▶ [Written request]: Present the entries as a Markdown table with the columns Row and Entry, leaving out any blank lines. Begin at the line that has "activate-button[interactable]: 激活: [220, 492, 624, 532]" and stop after the line that has "back-link[interactable]: 返回上一步: [387, 563, 452, 582]".

▶ [Provided entries]:
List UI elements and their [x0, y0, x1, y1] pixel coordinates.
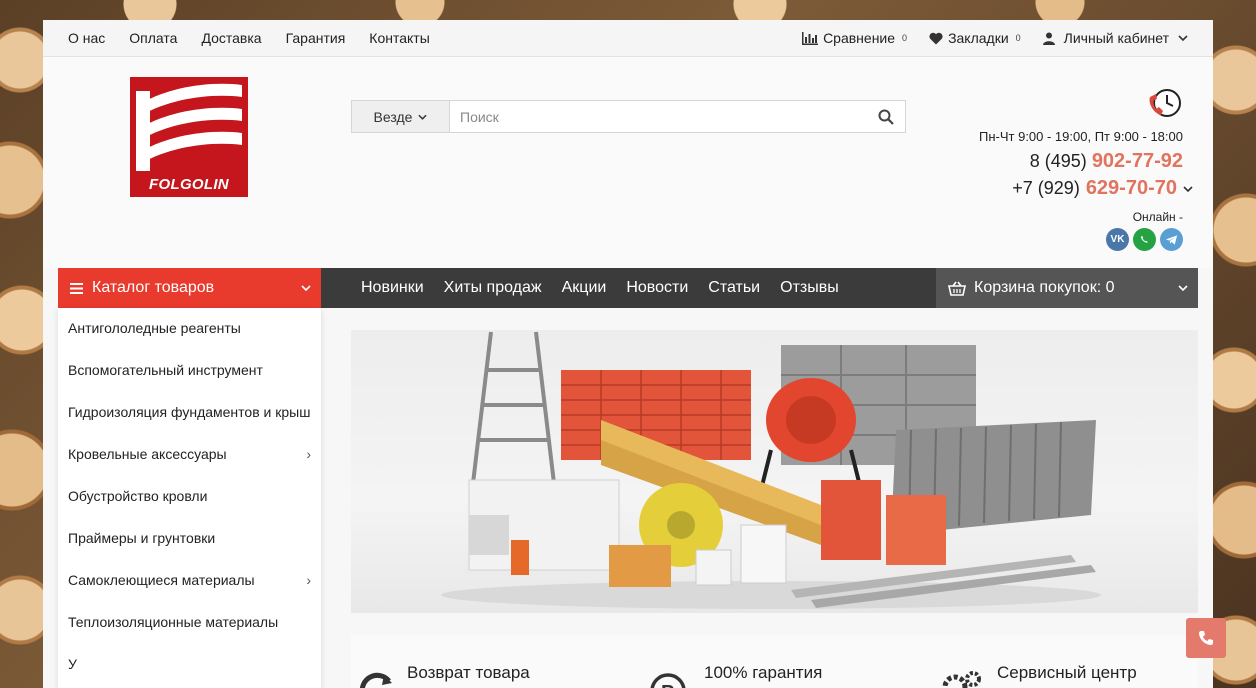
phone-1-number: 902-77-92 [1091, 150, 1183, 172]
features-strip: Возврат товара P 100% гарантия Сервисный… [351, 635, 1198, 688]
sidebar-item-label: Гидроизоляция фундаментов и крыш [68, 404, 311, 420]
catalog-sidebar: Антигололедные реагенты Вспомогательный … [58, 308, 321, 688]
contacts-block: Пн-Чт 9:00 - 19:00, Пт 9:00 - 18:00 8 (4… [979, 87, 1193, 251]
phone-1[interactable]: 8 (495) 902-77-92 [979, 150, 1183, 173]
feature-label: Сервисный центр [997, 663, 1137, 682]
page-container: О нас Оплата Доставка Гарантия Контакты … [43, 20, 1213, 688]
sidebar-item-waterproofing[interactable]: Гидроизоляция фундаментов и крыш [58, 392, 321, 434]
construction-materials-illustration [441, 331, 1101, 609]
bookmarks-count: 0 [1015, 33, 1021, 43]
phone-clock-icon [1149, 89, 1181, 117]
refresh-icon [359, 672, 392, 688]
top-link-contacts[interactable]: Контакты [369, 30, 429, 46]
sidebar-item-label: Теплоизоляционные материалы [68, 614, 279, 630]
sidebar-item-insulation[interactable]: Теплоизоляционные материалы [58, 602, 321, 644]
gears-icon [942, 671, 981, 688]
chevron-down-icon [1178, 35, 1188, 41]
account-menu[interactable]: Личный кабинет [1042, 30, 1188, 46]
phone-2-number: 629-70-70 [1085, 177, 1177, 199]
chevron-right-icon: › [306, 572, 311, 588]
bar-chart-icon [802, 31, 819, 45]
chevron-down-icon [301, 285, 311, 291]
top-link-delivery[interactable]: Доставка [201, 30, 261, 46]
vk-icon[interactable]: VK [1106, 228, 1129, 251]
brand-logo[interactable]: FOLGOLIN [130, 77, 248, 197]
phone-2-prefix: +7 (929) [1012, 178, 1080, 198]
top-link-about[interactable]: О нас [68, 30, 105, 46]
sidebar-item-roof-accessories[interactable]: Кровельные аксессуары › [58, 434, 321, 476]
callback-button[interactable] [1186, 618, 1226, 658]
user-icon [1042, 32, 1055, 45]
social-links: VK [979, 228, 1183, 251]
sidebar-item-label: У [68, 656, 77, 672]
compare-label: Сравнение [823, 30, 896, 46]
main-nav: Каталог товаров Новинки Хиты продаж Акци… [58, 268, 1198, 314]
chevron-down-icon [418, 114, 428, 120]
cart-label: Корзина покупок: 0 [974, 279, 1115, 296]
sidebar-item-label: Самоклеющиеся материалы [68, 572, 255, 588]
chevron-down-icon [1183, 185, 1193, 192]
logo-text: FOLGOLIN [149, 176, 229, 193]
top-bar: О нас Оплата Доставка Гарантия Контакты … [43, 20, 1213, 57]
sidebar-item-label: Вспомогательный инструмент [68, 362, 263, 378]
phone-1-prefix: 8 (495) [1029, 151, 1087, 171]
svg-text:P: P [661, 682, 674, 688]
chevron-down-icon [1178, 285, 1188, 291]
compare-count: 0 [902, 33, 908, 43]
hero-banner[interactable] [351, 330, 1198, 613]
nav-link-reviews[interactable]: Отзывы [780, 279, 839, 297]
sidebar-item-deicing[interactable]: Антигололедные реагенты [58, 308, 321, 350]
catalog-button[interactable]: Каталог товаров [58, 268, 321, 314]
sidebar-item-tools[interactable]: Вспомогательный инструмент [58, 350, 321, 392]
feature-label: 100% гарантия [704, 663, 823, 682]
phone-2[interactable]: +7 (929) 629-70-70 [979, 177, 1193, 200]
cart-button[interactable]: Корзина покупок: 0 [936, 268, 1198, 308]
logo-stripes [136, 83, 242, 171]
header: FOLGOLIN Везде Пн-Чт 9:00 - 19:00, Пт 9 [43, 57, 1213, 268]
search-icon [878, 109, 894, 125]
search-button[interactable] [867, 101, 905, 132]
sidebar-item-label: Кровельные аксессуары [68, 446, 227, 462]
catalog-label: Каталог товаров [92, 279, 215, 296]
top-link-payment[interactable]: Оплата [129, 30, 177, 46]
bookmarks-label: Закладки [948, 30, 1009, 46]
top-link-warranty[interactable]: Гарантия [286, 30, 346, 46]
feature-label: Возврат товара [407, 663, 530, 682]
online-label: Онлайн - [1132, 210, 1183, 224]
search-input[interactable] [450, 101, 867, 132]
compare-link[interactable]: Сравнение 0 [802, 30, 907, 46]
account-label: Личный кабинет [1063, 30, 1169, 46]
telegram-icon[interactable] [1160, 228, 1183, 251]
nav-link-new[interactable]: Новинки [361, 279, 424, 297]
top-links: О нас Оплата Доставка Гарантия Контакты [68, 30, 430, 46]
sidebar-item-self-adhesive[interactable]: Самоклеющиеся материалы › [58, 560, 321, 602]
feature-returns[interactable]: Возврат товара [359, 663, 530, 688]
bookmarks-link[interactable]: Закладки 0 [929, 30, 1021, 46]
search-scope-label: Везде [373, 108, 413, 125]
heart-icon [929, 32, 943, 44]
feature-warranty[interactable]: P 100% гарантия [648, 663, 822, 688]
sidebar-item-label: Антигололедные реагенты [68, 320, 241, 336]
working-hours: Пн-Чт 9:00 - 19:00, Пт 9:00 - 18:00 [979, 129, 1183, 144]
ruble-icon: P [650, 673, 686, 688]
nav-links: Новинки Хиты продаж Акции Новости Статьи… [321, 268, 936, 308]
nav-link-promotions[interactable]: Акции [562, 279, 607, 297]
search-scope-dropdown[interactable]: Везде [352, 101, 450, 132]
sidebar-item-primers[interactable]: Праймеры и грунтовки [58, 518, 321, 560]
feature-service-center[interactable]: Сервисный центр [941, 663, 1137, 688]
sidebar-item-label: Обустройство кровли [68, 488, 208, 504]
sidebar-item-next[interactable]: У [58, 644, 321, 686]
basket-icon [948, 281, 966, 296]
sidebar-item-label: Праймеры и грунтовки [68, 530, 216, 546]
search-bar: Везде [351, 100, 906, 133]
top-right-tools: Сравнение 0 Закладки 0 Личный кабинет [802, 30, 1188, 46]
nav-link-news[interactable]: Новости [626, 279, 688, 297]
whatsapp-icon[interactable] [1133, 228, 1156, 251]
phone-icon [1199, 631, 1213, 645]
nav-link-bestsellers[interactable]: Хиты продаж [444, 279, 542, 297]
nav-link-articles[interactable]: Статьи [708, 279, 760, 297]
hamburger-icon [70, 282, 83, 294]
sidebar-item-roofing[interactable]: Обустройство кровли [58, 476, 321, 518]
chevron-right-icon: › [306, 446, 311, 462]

==

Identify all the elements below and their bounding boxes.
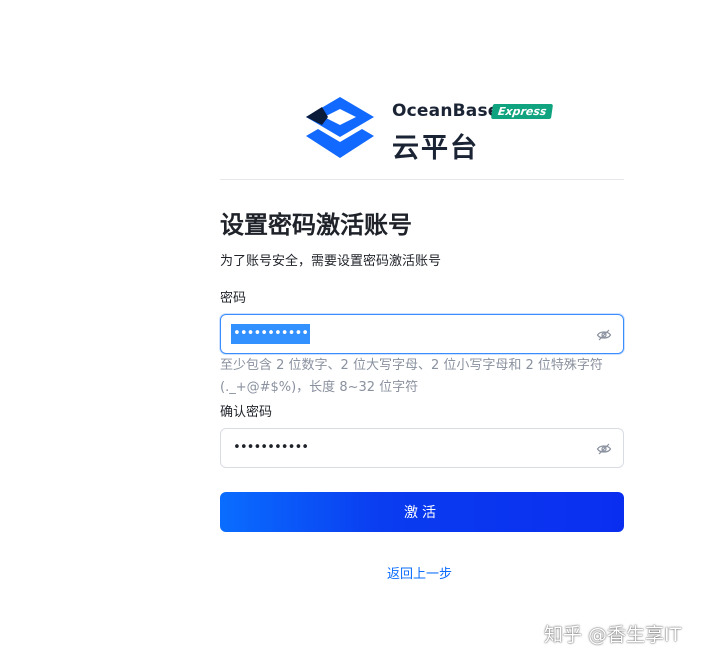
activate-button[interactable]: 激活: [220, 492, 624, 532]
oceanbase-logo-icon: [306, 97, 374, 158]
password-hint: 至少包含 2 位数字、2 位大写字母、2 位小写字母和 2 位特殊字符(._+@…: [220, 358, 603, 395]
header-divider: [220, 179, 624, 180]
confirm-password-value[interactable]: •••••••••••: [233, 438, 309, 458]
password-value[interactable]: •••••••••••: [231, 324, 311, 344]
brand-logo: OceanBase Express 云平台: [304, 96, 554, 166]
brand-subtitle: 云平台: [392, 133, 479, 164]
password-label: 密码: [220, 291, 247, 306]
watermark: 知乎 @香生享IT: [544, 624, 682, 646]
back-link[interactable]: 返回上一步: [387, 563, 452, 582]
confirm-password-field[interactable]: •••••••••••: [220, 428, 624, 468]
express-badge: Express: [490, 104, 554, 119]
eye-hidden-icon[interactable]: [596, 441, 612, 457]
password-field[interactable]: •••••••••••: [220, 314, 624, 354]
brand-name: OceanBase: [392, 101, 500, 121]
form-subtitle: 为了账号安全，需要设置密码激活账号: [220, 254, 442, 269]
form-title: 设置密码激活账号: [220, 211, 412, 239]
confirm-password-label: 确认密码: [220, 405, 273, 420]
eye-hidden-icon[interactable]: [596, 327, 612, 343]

▶ [Result of the task]:
| Row | Entry |
|---|---|
| 1 | activate-button[interactable]: 激活: [220, 492, 624, 532] |
| 2 | oceanbase-logo-icon: [306, 97, 374, 158] |
| 3 | password-hint: 至少包含 2 位数字、2 位大写字母、2 位小写字母和 2 位特殊字符(._+@…: [220, 358, 603, 395] |
| 4 | header-divider: [220, 179, 624, 180] |
| 5 | confirm-password-value[interactable]: •••••••••••: [233, 438, 309, 458] |
| 6 | password-value[interactable]: •••••••••••: [231, 324, 311, 344] |
| 7 | brand-logo: OceanBase Express 云平台: [304, 96, 554, 166] |
| 8 | brand-subtitle: 云平台: [392, 133, 479, 164] |
| 9 | password-label: 密码: [220, 291, 247, 306] |
| 10 | watermark: 知乎 @香生享IT: [544, 624, 682, 646] |
| 11 | back-link[interactable]: 返回上一步: [387, 563, 452, 582] |